Each record below should be output verbatim, without pictures.

(begin)

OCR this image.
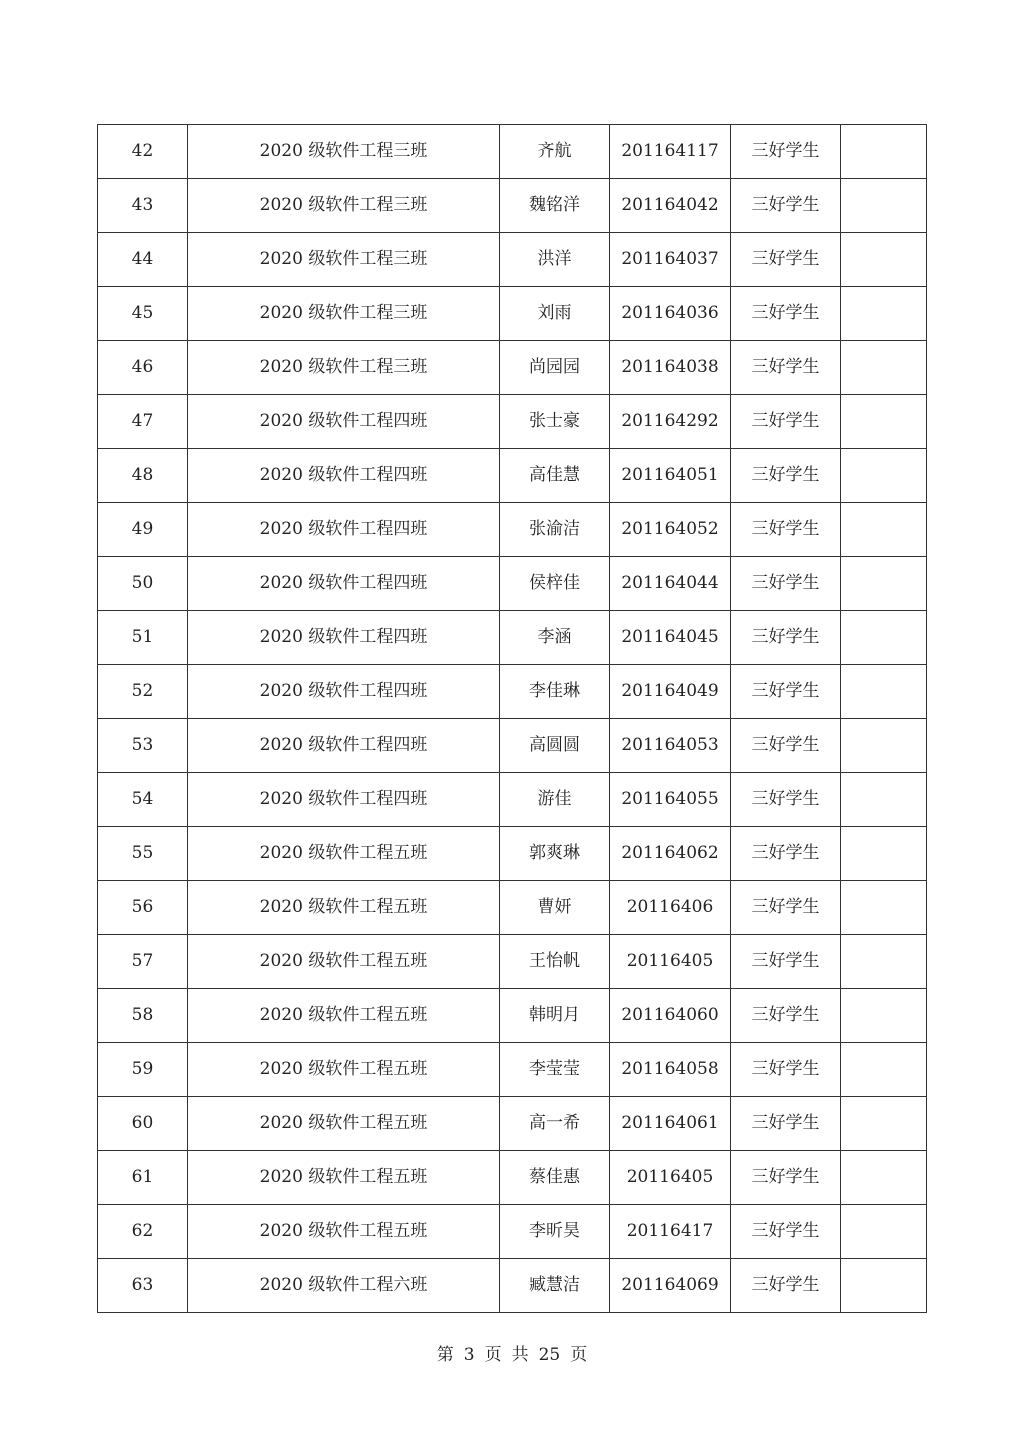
42	2020 级软件工程三班	齐航	201164117	三好学生	
43	2020 级软件工程三班	魏铭洋	201164042	三好学生	
44	2020 级软件工程三班	洪洋	201164037	三好学生	
45	2020 级软件工程三班	刘雨	201164036	三好学生	
46	2020 级软件工程三班	尚园园	201164038	三好学生	
47	2020 级软件工程四班	张士豪	201164292	三好学生	
48	2020 级软件工程四班	高佳慧	201164051	三好学生	
49	2020 级软件工程四班	张渝洁	201164052	三好学生	
50	2020 级软件工程四班	侯梓佳	201164044	三好学生	
51	2020 级软件工程四班	李涵	201164045	三好学生	
52	2020 级软件工程四班	李佳琳	201164049	三好学生	
53	2020 级软件工程四班	高圆圆	201164053	三好学生	
54	2020 级软件工程四班	游佳	201164055	三好学生	
55	2020 级软件工程五班	郭爽琳	201164062	三好学生	
56	2020 级软件工程五班	曹妍	20116406	三好学生	
57	2020 级软件工程五班	王怡帆	20116405	三好学生	
58	2020 级软件工程五班	韩明月	201164060	三好学生	
59	2020 级软件工程五班	李莹莹	201164058	三好学生	
60	2020 级软件工程五班	高一希	201164061	三好学生	
61	2020 级软件工程五班	蔡佳惠	20116405	三好学生	
62	2020 级软件工程五班	李昕昊	20116417	三好学生	
63	2020 级软件工程六班	臧慧洁	201164069	三好学生	
第 3 页 共 25 页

(end)

FINAL RESULT:
OCR this image.
42	2020 级软件工程三班	齐航	201164117	三好学生	
43	2020 级软件工程三班	魏铭洋	201164042	三好学生	
44	2020 级软件工程三班	洪洋	201164037	三好学生	
45	2020 级软件工程三班	刘雨	201164036	三好学生	
46	2020 级软件工程三班	尚园园	201164038	三好学生	
47	2020 级软件工程四班	张士豪	201164292	三好学生	
48	2020 级软件工程四班	高佳慧	201164051	三好学生	
49	2020 级软件工程四班	张渝洁	201164052	三好学生	
50	2020 级软件工程四班	侯梓佳	201164044	三好学生	
51	2020 级软件工程四班	李涵	201164045	三好学生	
52	2020 级软件工程四班	李佳琳	201164049	三好学生	
53	2020 级软件工程四班	高圆圆	201164053	三好学生	
54	2020 级软件工程四班	游佳	201164055	三好学生	
55	2020 级软件工程五班	郭爽琳	201164062	三好学生	
56	2020 级软件工程五班	曹妍	20116406	三好学生	
57	2020 级软件工程五班	王怡帆	20116405	三好学生	
58	2020 级软件工程五班	韩明月	201164060	三好学生	
59	2020 级软件工程五班	李莹莹	201164058	三好学生	
60	2020 级软件工程五班	高一希	201164061	三好学生	
61	2020 级软件工程五班	蔡佳惠	20116405	三好学生	
62	2020 级软件工程五班	李昕昊	20116417	三好学生	
63	2020 级软件工程六班	臧慧洁	201164069	三好学生	
第 3 页 共 25 页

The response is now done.